* [Data excerpts]
[start]
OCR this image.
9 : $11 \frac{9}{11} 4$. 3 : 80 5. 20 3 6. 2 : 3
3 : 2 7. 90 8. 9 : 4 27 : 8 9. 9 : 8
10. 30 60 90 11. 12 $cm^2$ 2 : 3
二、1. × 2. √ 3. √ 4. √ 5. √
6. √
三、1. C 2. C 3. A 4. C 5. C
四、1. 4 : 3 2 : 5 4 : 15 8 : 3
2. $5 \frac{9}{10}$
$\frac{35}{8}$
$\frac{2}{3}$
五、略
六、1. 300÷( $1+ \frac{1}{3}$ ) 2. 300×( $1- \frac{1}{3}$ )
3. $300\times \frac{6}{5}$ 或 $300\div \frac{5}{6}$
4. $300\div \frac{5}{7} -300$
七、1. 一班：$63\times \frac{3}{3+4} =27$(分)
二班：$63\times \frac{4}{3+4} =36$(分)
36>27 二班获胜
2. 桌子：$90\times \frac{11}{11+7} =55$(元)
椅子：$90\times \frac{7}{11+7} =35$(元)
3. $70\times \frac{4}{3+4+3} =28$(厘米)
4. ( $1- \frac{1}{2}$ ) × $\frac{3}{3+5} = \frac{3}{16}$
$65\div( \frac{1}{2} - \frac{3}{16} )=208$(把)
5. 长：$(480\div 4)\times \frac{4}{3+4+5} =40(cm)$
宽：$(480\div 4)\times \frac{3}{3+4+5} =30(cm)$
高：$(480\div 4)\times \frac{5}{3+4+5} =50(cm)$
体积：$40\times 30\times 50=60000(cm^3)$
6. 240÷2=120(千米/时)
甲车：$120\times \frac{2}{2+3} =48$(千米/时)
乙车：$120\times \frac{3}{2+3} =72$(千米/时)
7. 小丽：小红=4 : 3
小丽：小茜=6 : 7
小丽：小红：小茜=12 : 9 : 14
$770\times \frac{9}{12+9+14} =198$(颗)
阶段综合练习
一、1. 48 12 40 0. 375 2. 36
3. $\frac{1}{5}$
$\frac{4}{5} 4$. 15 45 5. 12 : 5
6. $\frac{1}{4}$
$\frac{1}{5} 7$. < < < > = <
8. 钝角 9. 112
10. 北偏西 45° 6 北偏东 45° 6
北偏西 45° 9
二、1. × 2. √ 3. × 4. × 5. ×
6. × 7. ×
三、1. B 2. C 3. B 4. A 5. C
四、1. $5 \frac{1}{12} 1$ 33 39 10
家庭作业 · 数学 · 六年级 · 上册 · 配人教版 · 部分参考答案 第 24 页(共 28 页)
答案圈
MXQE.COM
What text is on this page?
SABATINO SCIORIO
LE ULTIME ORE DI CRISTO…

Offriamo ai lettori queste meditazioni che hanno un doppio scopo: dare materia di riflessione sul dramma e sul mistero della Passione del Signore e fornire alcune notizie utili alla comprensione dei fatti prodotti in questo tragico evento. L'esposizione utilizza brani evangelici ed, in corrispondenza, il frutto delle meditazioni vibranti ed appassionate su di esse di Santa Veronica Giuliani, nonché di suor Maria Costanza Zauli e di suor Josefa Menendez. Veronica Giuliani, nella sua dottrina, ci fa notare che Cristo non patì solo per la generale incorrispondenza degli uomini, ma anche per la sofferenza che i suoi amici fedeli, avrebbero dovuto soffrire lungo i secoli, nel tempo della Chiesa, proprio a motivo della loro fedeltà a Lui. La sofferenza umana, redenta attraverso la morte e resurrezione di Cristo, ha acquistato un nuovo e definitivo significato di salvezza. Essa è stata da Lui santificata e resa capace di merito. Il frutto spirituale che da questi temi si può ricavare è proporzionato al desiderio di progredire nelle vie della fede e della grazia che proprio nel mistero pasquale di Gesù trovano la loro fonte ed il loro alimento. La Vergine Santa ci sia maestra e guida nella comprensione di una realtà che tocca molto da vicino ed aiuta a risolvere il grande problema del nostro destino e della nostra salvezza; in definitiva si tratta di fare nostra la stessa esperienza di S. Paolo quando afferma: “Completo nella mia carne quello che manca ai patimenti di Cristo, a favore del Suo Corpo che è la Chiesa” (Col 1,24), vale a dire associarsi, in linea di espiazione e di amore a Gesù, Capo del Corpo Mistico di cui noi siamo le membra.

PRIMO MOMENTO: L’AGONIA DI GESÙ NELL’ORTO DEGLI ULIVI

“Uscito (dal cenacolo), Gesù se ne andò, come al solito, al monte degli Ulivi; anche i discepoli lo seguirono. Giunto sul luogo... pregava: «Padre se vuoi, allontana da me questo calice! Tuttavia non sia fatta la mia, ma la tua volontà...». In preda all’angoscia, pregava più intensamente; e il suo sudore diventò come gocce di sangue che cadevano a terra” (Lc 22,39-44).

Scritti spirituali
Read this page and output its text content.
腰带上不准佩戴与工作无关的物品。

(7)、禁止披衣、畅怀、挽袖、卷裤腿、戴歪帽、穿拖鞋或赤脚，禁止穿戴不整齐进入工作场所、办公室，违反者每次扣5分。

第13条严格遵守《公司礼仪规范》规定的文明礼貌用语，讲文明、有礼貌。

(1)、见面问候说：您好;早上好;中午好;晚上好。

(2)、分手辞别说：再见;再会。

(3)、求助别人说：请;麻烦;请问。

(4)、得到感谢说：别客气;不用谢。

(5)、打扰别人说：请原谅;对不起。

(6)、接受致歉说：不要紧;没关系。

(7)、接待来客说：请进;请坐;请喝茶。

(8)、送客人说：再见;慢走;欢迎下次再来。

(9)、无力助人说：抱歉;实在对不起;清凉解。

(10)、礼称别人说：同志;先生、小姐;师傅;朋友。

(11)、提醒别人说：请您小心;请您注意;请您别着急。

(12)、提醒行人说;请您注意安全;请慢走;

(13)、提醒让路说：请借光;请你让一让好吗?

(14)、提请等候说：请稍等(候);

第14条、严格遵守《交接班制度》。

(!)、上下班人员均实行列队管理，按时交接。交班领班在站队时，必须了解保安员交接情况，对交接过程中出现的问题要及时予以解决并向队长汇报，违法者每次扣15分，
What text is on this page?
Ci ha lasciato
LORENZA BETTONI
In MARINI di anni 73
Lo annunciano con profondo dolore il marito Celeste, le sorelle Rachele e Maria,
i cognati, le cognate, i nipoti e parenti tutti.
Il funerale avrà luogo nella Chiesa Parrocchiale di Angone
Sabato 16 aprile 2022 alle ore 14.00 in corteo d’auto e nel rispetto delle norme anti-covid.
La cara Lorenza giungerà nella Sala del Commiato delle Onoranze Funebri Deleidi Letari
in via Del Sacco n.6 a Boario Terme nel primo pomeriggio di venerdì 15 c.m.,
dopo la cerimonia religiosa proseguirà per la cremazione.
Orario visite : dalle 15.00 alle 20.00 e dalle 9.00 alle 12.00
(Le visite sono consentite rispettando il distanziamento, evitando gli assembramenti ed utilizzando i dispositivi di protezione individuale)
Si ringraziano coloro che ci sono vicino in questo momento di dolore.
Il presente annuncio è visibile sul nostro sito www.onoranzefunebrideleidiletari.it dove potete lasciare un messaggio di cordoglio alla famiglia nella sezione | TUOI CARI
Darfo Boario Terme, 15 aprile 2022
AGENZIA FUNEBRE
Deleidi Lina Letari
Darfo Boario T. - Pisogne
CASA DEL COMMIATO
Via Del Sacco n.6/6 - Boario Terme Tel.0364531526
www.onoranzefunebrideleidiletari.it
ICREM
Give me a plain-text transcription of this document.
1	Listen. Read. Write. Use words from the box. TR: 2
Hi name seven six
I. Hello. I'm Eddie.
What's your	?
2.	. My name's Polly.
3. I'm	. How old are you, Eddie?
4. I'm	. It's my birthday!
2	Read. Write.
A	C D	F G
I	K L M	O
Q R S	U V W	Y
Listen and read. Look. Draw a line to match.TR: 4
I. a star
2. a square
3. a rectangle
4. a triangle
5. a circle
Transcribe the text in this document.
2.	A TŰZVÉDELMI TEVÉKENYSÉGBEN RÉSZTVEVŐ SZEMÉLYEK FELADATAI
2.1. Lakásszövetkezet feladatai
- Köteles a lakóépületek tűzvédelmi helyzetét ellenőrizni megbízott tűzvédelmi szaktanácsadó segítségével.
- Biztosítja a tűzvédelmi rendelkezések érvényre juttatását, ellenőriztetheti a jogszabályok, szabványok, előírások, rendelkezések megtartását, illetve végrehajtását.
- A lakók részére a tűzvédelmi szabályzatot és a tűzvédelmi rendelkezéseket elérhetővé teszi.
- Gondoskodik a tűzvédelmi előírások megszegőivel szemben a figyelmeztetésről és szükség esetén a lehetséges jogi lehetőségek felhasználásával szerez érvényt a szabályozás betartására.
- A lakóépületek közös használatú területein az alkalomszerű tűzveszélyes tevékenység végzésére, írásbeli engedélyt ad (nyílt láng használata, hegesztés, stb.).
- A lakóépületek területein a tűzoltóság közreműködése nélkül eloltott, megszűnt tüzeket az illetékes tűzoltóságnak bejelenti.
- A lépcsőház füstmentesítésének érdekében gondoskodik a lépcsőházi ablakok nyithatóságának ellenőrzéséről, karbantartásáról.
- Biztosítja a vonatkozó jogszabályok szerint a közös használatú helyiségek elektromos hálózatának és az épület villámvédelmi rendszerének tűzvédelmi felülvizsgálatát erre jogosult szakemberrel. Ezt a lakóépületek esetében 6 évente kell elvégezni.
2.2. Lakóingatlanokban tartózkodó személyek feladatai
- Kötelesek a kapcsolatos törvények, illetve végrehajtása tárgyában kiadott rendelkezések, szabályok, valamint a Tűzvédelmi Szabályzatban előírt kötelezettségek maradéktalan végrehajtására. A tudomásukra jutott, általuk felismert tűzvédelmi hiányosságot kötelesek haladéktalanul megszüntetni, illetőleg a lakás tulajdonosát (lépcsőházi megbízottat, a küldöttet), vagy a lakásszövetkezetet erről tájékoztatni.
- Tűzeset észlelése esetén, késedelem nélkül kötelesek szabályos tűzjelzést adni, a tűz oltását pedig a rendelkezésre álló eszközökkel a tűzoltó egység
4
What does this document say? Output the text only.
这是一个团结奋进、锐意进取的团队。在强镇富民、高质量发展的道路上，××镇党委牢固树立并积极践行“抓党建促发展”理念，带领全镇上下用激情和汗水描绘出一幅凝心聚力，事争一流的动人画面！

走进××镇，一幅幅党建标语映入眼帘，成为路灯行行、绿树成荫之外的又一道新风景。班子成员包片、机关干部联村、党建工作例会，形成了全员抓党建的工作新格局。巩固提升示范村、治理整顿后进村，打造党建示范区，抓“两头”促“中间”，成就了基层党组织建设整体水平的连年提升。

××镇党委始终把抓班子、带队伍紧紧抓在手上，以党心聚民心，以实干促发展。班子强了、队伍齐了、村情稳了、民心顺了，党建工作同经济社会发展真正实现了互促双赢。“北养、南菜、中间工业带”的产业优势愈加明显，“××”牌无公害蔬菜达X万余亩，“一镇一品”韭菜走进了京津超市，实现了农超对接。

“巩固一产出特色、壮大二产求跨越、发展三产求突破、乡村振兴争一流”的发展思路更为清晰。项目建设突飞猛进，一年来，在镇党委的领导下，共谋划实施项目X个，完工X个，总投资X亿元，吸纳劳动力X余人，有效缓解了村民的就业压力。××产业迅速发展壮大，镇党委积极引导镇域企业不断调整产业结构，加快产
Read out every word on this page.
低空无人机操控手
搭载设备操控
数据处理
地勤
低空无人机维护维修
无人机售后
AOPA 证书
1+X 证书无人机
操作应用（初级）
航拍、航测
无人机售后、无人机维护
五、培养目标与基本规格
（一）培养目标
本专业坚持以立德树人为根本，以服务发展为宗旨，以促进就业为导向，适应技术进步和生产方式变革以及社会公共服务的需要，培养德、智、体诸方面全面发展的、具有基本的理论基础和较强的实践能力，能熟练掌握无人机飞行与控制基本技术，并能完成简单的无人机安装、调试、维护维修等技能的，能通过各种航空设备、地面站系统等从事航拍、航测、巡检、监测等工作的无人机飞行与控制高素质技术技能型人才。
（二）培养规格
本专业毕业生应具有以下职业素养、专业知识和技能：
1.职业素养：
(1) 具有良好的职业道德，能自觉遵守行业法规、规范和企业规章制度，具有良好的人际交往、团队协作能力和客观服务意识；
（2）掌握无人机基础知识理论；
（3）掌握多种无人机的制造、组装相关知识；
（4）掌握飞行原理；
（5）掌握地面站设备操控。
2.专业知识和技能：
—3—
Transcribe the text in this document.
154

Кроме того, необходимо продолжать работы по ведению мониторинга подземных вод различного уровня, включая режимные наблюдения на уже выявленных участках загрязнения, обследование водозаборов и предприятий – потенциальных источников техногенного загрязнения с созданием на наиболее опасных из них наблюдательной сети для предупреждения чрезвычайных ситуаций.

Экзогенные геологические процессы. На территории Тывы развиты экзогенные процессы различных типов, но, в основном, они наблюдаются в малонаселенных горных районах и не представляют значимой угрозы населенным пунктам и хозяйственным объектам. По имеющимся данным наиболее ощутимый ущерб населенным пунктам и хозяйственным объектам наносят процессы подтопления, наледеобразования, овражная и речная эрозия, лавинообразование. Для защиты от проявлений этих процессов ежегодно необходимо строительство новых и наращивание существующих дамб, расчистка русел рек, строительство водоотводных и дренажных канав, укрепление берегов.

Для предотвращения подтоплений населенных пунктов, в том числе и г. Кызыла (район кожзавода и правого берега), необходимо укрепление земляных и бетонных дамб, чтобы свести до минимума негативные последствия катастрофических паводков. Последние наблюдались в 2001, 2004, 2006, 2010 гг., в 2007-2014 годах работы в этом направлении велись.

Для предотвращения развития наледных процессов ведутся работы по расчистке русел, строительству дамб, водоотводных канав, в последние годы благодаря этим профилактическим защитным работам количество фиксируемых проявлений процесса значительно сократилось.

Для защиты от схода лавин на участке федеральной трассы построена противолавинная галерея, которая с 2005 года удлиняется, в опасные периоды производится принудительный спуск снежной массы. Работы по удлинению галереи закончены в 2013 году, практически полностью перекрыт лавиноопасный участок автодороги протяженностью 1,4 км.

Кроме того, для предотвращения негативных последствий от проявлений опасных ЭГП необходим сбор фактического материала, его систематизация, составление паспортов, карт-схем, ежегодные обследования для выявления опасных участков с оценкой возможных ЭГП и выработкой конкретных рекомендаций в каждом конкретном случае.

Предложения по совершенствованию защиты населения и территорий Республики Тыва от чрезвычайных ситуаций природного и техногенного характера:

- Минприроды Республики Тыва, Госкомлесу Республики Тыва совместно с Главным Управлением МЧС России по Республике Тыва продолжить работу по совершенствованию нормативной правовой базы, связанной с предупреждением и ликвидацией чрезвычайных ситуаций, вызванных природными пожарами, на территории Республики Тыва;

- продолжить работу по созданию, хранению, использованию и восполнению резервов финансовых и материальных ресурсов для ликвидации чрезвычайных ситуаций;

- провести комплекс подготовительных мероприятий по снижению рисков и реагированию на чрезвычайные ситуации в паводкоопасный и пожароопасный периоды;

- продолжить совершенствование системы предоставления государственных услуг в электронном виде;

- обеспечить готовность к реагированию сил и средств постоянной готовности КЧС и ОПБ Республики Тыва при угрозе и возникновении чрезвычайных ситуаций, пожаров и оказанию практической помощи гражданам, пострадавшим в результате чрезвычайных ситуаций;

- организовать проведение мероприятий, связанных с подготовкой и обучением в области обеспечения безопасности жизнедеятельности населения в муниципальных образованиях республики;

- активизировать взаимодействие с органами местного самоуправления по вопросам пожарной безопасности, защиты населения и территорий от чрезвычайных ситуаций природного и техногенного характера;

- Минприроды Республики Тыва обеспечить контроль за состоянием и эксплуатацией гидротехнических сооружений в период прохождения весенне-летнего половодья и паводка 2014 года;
[end]
* [Given task] Find every line containing the word "дамб", then give the total and nothing more.

* [Output of the exercise] 3